** START OF RECORDS **

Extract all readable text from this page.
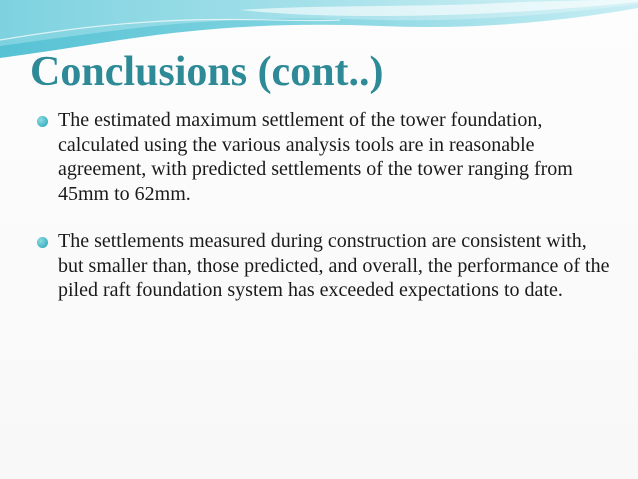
Conclusions (cont..)
The estimated maximum settlement of the tower foundation, calculated using the various analysis tools are in reasonable agreement, with predicted settlements of the tower ranging from 45mm to 62mm.
The settlements measured during construction are consistent with, but smaller than, those predicted, and overall, the performance of the piled raft foundation system has exceeded expectations to date.
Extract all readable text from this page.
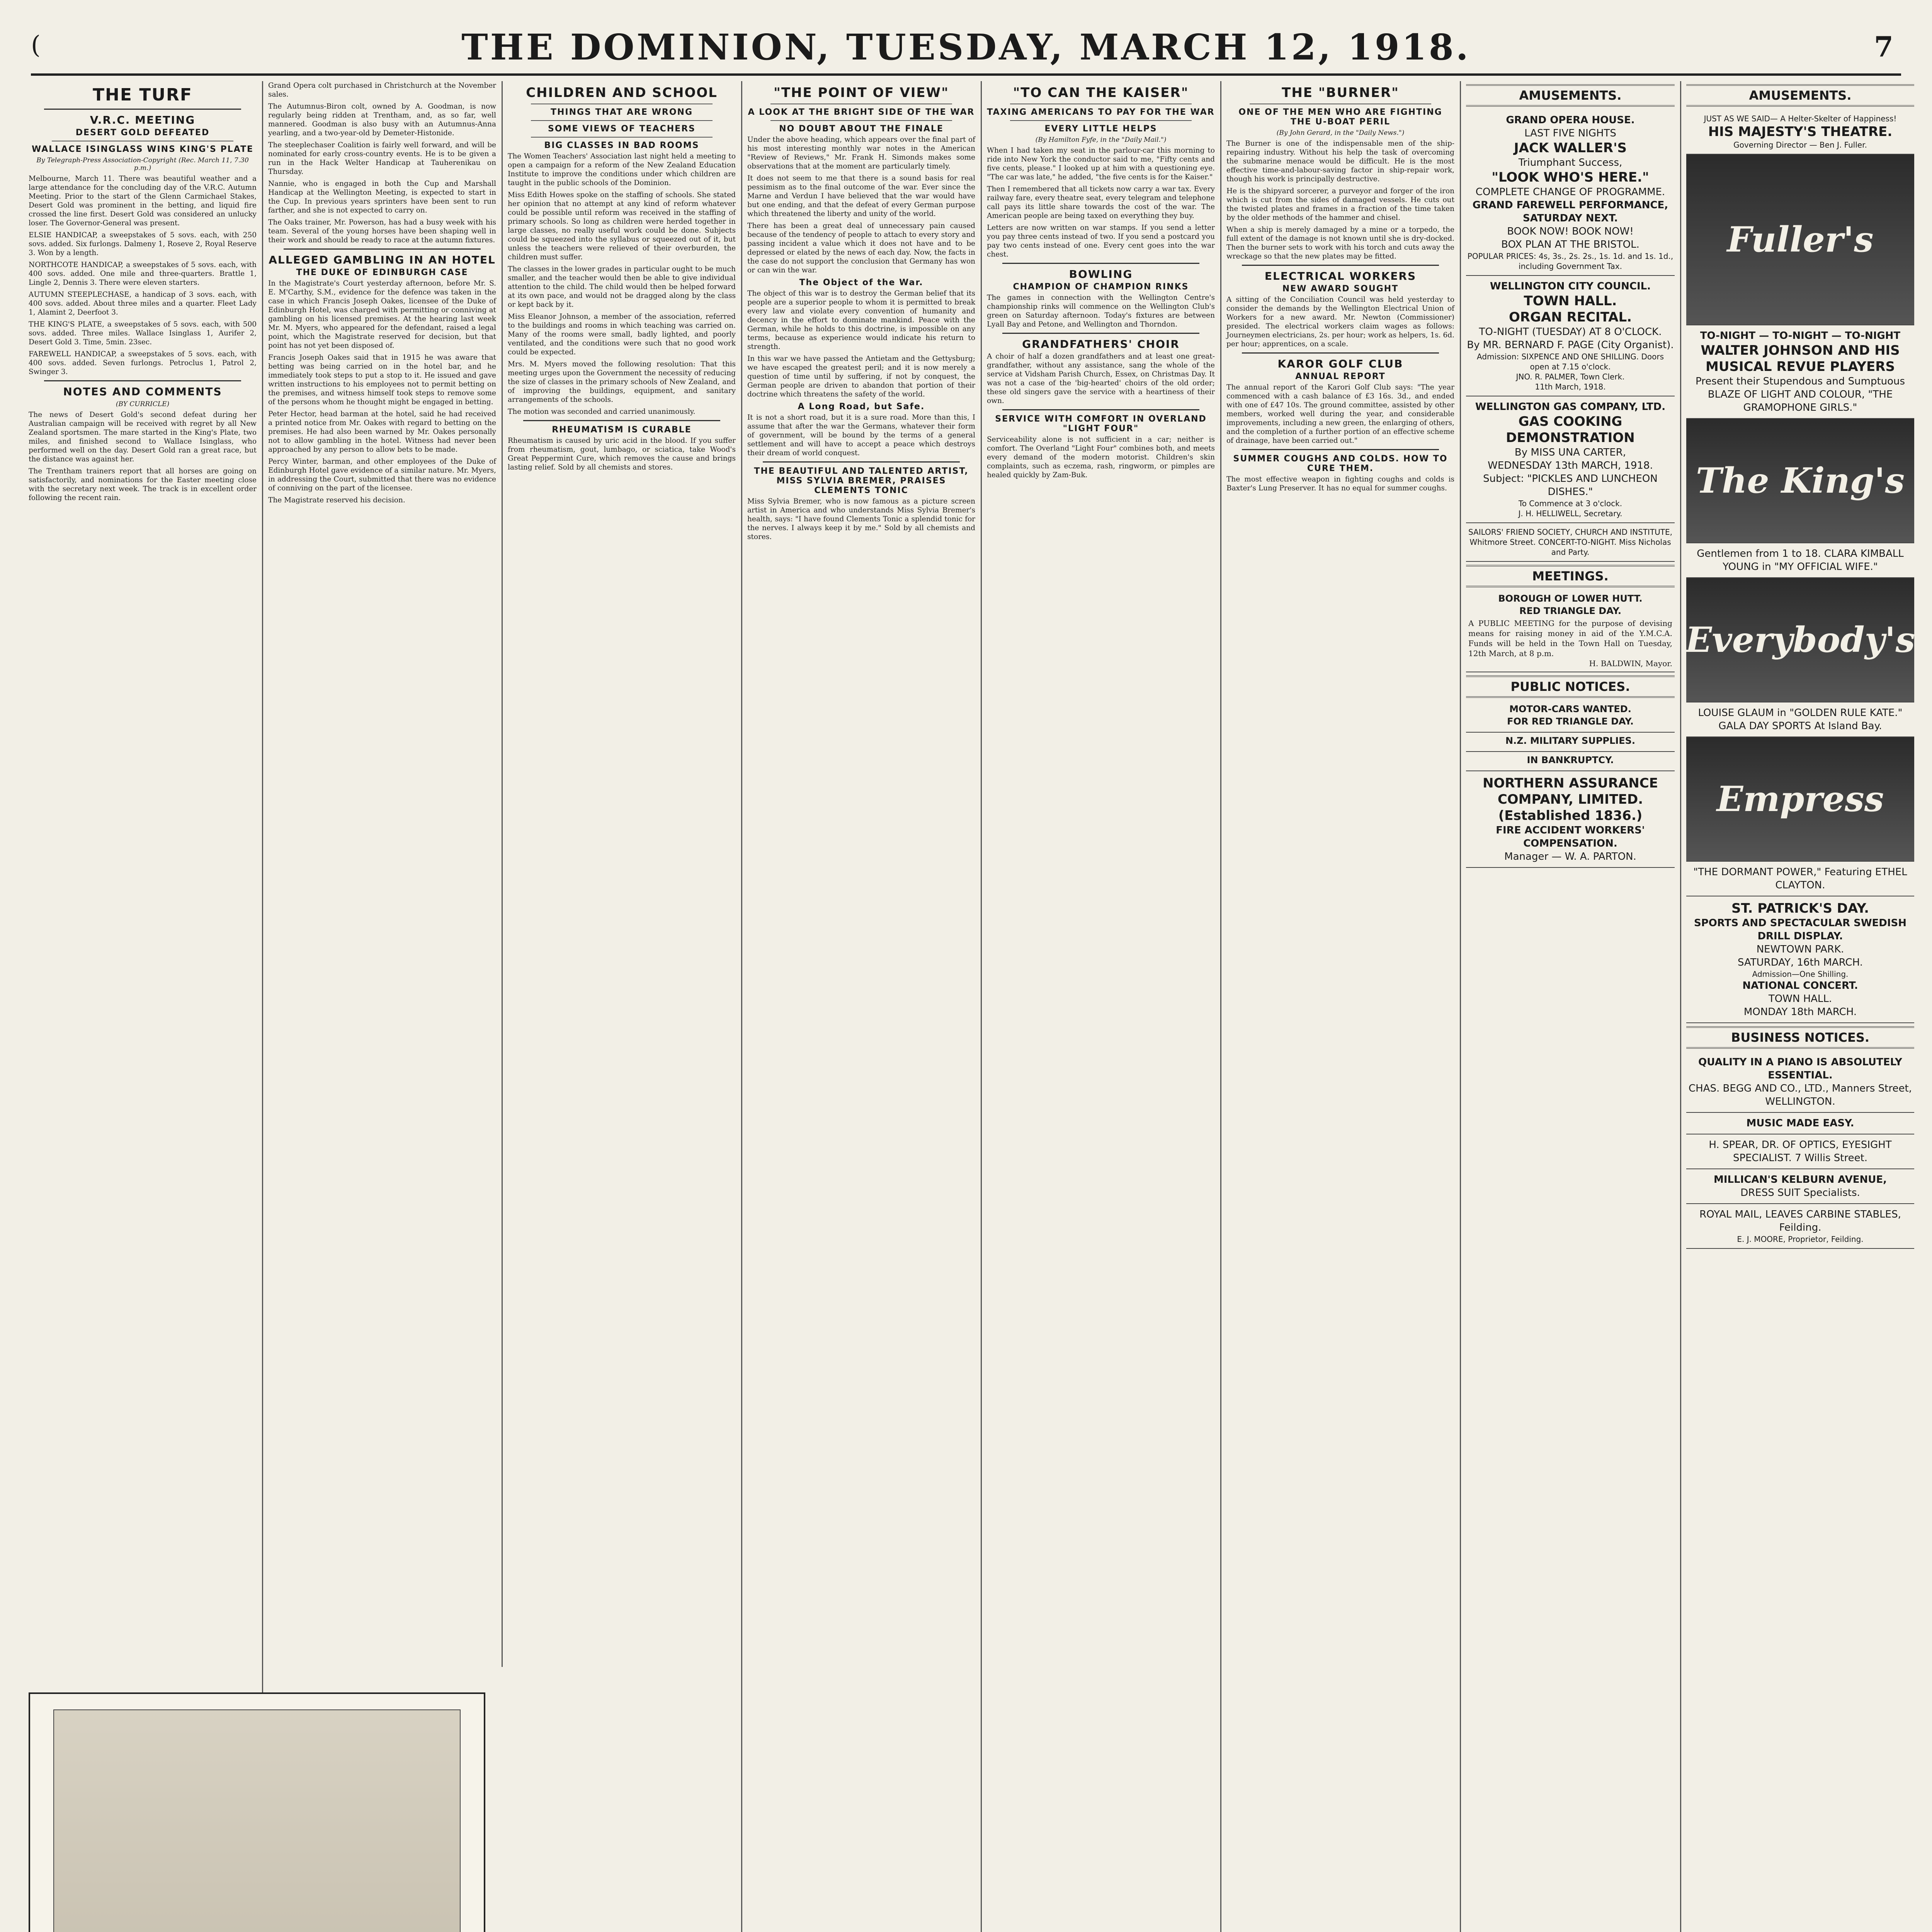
(	THE DOMINION, TUESDAY, MARCH 12, 1918.	7
THE TURF
V.R.C. MEETING
DESERT GOLD DEFEATED
WALLACE ISINGLASS WINS KING'S PLATE
By Telegraph-Press Association-Copyright (Rec. March 11, 7.30 p.m.)

Melbourne, March 11. There was beautiful weather and a large attendance for the concluding day of the V.R.C. Autumn Meeting. Prior to the start of the Glenn Carmichael Stakes, Desert Gold was prominent in the betting, and liquid fire crossed the line first. Desert Gold was considered an unlucky loser. The Governor-General was present.

ELSIE HANDICAP, a sweepstakes of 5 sovs. each, with 250 sovs. added. Six furlongs. Dalmeny 1, Roseve 2, Royal Reserve 3. Won by a length.

NORTHCOTE HANDICAP, a sweepstakes of 5 sovs. each, with 400 sovs. added. One mile and three-quarters. Brattle 1, Lingle 2, Dennis 3. There were eleven starters.

AUTUMN STEEPLECHASE, a handicap of 3 sovs. each, with 400 sovs. added. About three miles and a quarter. Fleet Lady 1, Alamint 2, Deerfoot 3.

THE KING'S PLATE, a sweepstakes of 5 sovs. each, with 500 sovs. added. Three miles. Wallace Isinglass 1, Aurifer 2, Desert Gold 3. Time, 5min. 23sec.

FAREWELL HANDICAP, a sweepstakes of 5 sovs. each, with 400 sovs. added. Seven furlongs. Petroclus 1, Patrol 2, Swinger 3.

NOTES AND COMMENTS
(BY CURRICLE)

The news of Desert Gold's second defeat during her Australian campaign will be received with regret by all New Zealand sportsmen. The mare started in the King's Plate, two miles, and finished second to Wallace Isinglass, who performed well on the day. Desert Gold ran a great race, but the distance was against her.

The Trentham trainers report that all horses are going on satisfactorily, and nominations for the Easter meeting close with the secretary next week. The track is in excellent order following the recent rain.

Grand Opera colt purchased in Christchurch at the November sales.

The Autumnus-Biron colt, owned by A. Goodman, is now regularly being ridden at Trentham, and, as so far, well mannered. Goodman is also busy with an Autumnus-Anna yearling, and a two-year-old by Demeter-Histonide.

The steeplechaser Coalition is fairly well forward, and will be nominated for early cross-country events. He is to be given a run in the Hack Welter Handicap at Tauherenikau on Thursday.

Nannie, who is engaged in both the Cup and Marshall Handicap at the Wellington Meeting, is expected to start in the Cup. In previous years sprinters have been sent to run farther, and she is not expected to carry on.

The Oaks trainer, Mr. Powerson, has had a busy week with his team. Several of the young horses have been shaping well in their work and should be ready to race at the autumn fixtures.

ALLEGED GAMBLING IN AN HOTEL
THE DUKE OF EDINBURGH CASE

In the Magistrate's Court yesterday afternoon, before Mr. S. E. M'Carthy, S.M., evidence for the defence was taken in the case in which Francis Joseph Oakes, licensee of the Duke of Edinburgh Hotel, was charged with permitting or conniving at gambling on his licensed premises. At the hearing last week Mr. M. Myers, who appeared for the defendant, raised a legal point, which the Magistrate reserved for decision, but that point has not yet been disposed of.

Francis Joseph Oakes said that in 1915 he was aware that betting was being carried on in the hotel bar, and he immediately took steps to put a stop to it. He issued and gave written instructions to his employees not to permit betting on the premises, and witness himself took steps to remove some of the persons whom he thought might be engaged in betting.

Peter Hector, head barman at the hotel, said he had received a printed notice from Mr. Oakes with regard to betting on the premises. He had also been warned by Mr. Oakes personally not to allow gambling in the hotel. Witness had never been approached by any person to allow bets to be made.

Percy Winter, barman, and other employees of the Duke of Edinburgh Hotel gave evidence of a similar nature. Mr. Myers, in addressing the Court, submitted that there was no evidence of conniving on the part of the licensee.

The Magistrate reserved his decision.

CHILDREN AND SCHOOL
THINGS THAT ARE WRONG
SOME VIEWS OF TEACHERS
BIG CLASSES IN BAD ROOMS

The Women Teachers' Association last night held a meeting to open a campaign for a reform of the New Zealand Education Institute to improve the conditions under which children are taught in the public schools of the Dominion.

Miss Edith Howes spoke on the staffing of schools. She stated her opinion that no attempt at any kind of reform whatever could be possible until reform was received in the staffing of primary schools. So long as children were herded together in large classes, no really useful work could be done. Subjects could be squeezed into the syllabus or squeezed out of it, but unless the teachers were relieved of their overburden, the children must suffer.

The classes in the lower grades in particular ought to be much smaller, and the teacher would then be able to give individual attention to the child. The child would then be helped forward at its own pace, and would not be dragged along by the class or kept back by it.

Miss Eleanor Johnson, a member of the association, referred to the buildings and rooms in which teaching was carried on. Many of the rooms were small, badly lighted, and poorly ventilated, and the conditions were such that no good work could be expected.

Mrs. M. Myers moved the following resolution: That this meeting urges upon the Government the necessity of reducing the size of classes in the primary schools of New Zealand, and of improving the buildings, equipment, and sanitary arrangements of the schools.

The motion was seconded and carried unanimously.

RHEUMATISM IS CURABLE

Rheumatism is caused by uric acid in the blood. If you suffer from rheumatism, gout, lumbago, or sciatica, take Wood's Great Peppermint Cure, which removes the cause and brings lasting relief. Sold by all chemists and stores.

"THE POINT OF VIEW"
A LOOK AT THE BRIGHT SIDE OF THE WAR
NO DOUBT ABOUT THE FINALE

Under the above heading, which appears over the final part of his most interesting monthly war notes in the American "Review of Reviews," Mr. Frank H. Simonds makes some observations that at the moment are particularly timely.

It does not seem to me that there is a sound basis for real pessimism as to the final outcome of the war. Ever since the Marne and Verdun I have believed that the war would have but one ending, and that the defeat of every German purpose which threatened the liberty and unity of the world.

There has been a great deal of unnecessary pain caused because of the tendency of people to attach to every story and passing incident a value which it does not have and to be depressed or elated by the news of each day. Now, the facts in the case do not support the conclusion that Germany has won or can win the war.

The Object of the War.

The object of this war is to destroy the German belief that its people are a superior people to whom it is permitted to break every law and violate every convention of humanity and decency in the effort to dominate mankind. Peace with the German, while he holds to this doctrine, is impossible on any terms, because as experience would indicate his return to strength.

In this war we have passed the Antietam and the Gettysburg; we have escaped the greatest peril; and it is now merely a question of time until by suffering, if not by conquest, the German people are driven to abandon that portion of their doctrine which threatens the safety of the world.

A Long Road, but Safe.

It is not a short road, but it is a sure road. More than this, I assume that after the war the Germans, whatever their form of government, will be bound by the terms of a general settlement and will have to accept a peace which destroys their dream of world conquest.

THE BEAUTIFUL AND TALENTED ARTIST, MISS SYLVIA BREMER, PRAISES CLEMENTS TONIC

Miss Sylvia Bremer, who is now famous as a picture screen artist in America and who understands Miss Sylvia Bremer's health, says: "I have found Clements Tonic a splendid tonic for the nerves. I always keep it by me." Sold by all chemists and stores.

"TO CAN THE KAISER"
TAXING AMERICANS TO PAY FOR THE WAR
EVERY LITTLE HELPS
(By Hamilton Fyfe, in the "Daily Mail.")

When I had taken my seat in the parlour-car this morning to ride into New York the conductor said to me, "Fifty cents and five cents, please." I looked up at him with a questioning eye. "The car was late," he added, "the five cents is for the Kaiser."

Then I remembered that all tickets now carry a war tax. Every railway fare, every theatre seat, every telegram and telephone call pays its little share towards the cost of the war. The American people are being taxed on everything they buy.

Letters are now written on war stamps. If you send a letter you pay three cents instead of two. If you send a postcard you pay two cents instead of one. Every cent goes into the war chest.

BOWLING
CHAMPION OF CHAMPION RINKS

The games in connection with the Wellington Centre's championship rinks will commence on the Wellington Club's green on Saturday afternoon. Today's fixtures are between Lyall Bay and Petone, and Wellington and Thorndon.

GRANDFATHERS' CHOIR

A choir of half a dozen grandfathers and at least one great-grandfather, without any assistance, sang the whole of the service at Vidsham Parish Church, Essex, on Christmas Day. It was not a case of the 'big-hearted' choirs of the old order; these old singers gave the service with a heartiness of their own.

SERVICE WITH COMFORT IN OVERLAND "LIGHT FOUR"

Serviceability alone is not sufficient in a car; neither is comfort. The Overland "Light Four" combines both, and meets every demand of the modern motorist. Children's skin complaints, such as eczema, rash, ringworm, or pimples are healed quickly by Zam-Buk.

THE "BURNER"
ONE OF THE MEN WHO ARE FIGHTING THE U-BOAT PERIL
(By John Gerard, in the "Daily News.")

The Burner is one of the indispensable men of the ship-repairing industry. Without his help the task of overcoming the submarine menace would be difficult. He is the most effective time-and-labour-saving factor in ship-repair work, though his work is principally destructive.

He is the shipyard sorcerer, a purveyor and forger of the iron which is cut from the sides of damaged vessels. He cuts out the twisted plates and frames in a fraction of the time taken by the older methods of the hammer and chisel.

When a ship is merely damaged by a mine or a torpedo, the full extent of the damage is not known until she is dry-docked. Then the burner sets to work with his torch and cuts away the wreckage so that the new plates may be fitted.

ELECTRICAL WORKERS
NEW AWARD SOUGHT

A sitting of the Conciliation Council was held yesterday to consider the demands by the Wellington Electrical Union of Workers for a new award. Mr. Newton (Commissioner) presided. The electrical workers claim wages as follows: Journeymen electricians, 2s. per hour; work as helpers, 1s. 6d. per hour; apprentices, on a scale.

KAROR GOLF CLUB
ANNUAL REPORT

The annual report of the Karori Golf Club says: "The year commenced with a cash balance of £3 16s. 3d., and ended with one of £47 10s. The ground committee, assisted by other members, worked well during the year, and considerable improvements, including a new green, the enlarging of others, and the completion of a further portion of an effective scheme of drainage, have been carried out."

SUMMER COUGHS AND COLDS. HOW TO CURE THEM.

The most effective weapon in fighting coughs and colds is Baxter's Lung Preserver. It has no equal for summer coughs.

AMUSEMENTS.
GRAND OPERA HOUSE.
LAST FIVE NIGHTS
JACK WALLER'S
Triumphant Success,
"LOOK WHO'S HERE."
COMPLETE CHANGE OF PROGRAMME.
GRAND FAREWELL PERFORMANCE, SATURDAY NEXT.
BOOK NOW! BOOK NOW!
BOX PLAN AT THE BRISTOL.
POPULAR PRICES: 4s, 3s., 2s. 2s., 1s. 1d. and 1s. 1d., including Government Tax.
WELLINGTON CITY COUNCIL.
TOWN HALL.
ORGAN RECITAL.
TO-NIGHT (TUESDAY) AT 8 O'CLOCK.
By MR. BERNARD F. PAGE (City Organist).
Admission: SIXPENCE AND ONE SHILLING. Doors open at 7.15 o'clock.
JNO. R. PALMER, Town Clerk.
11th March, 1918.
WELLINGTON GAS COMPANY, LTD.
GAS COOKING DEMONSTRATION
By MISS UNA CARTER,
WEDNESDAY 13th MARCH, 1918.
Subject: "PICKLES AND LUNCHEON DISHES."
To Commence at 3 o'clock.
J. H. HELLIWELL, Secretary.
SAILORS' FRIEND SOCIETY, CHURCH AND INSTITUTE, Whitmore Street. CONCERT-TO-NIGHT. Miss Nicholas and Party.
MEETINGS.
BOROUGH OF LOWER HUTT.
RED TRIANGLE DAY.
A PUBLIC MEETING for the purpose of devising means for raising money in aid of the Y.M.C.A. Funds will be held in the Town Hall on Tuesday, 12th March, at 8 p.m.
H. BALDWIN, Mayor.
PUBLIC NOTICES.
MOTOR-CARS WANTED.
FOR RED TRIANGLE DAY.
N.Z. MILITARY SUPPLIES.
IN BANKRUPTCY.
NORTHERN ASSURANCE COMPANY, LIMITED. (Established 1836.)
FIRE ACCIDENT WORKERS' COMPENSATION.
Manager — W. A. PARTON.
AMUSEMENTS.
JUST AS WE SAID— A Helter-Skelter of Happiness!
HIS MAJESTY'S THEATRE.
Governing Director — Ben J. Fuller.
Fuller's
TO-NIGHT — TO-NIGHT — TO-NIGHT
WALTER JOHNSON AND HIS MUSICAL REVUE PLAYERS
Present their Stupendous and Sumptuous BLAZE OF LIGHT AND COLOUR, "THE GRAMOPHONE GIRLS."
The King's
Gentlemen from 1 to 18. CLARA KIMBALL YOUNG in "MY OFFICIAL WIFE."
Everybody's
LOUISE GLAUM in "GOLDEN RULE KATE."
GALA DAY SPORTS At Island Bay.
Empress
"THE DORMANT POWER," Featuring ETHEL CLAYTON.
ST. PATRICK'S DAY.
SPORTS AND SPECTACULAR SWEDISH DRILL DISPLAY.
NEWTOWN PARK.
SATURDAY, 16th MARCH.
Admission—One Shilling.
NATIONAL CONCERT.
TOWN HALL.
MONDAY 18th MARCH.
BUSINESS NOTICES.
QUALITY IN A PIANO IS ABSOLUTELY ESSENTIAL.
CHAS. BEGG AND CO., LTD., Manners Street, WELLINGTON.
MUSIC MADE EASY.
H. SPEAR, DR. OF OPTICS, EYESIGHT SPECIALIST. 7 Willis Street.
MILLICAN'S KELBURN AVENUE,
DRESS SUIT Specialists.
ROYAL MAIL, LEAVES CARBINE STABLES, Feilding.
E. J. MOORE, Proprietor, Feilding.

** END OF RECORDS **

▶ [DIRECTIVE]:
In the entries above, locate every line with the word "world" and copy it.

▶ [ANSWER BELOW]:
It does not seem to me that there is a sound basis for real pessimism as to the final outcome of the war. Ever since the Marne and Verdun I have believed that the war would have but one ending, and that the defeat of every German purpose which threatened the liberty and unity of the world.
In this war we have passed the Antietam and the Gettysburg; we have escaped the greatest peril; and it is now merely a question of time until by suffering, if not by conquest, the German people are driven to abandon that portion of their doctrine which threatens the safety of the world.
It is not a short road, but it is a sure road. More than this, I assume that after the war the Germans, whatever their form of government, will be bound by the terms of a general settlement and will have to accept a peace which destroys their dream of world conquest.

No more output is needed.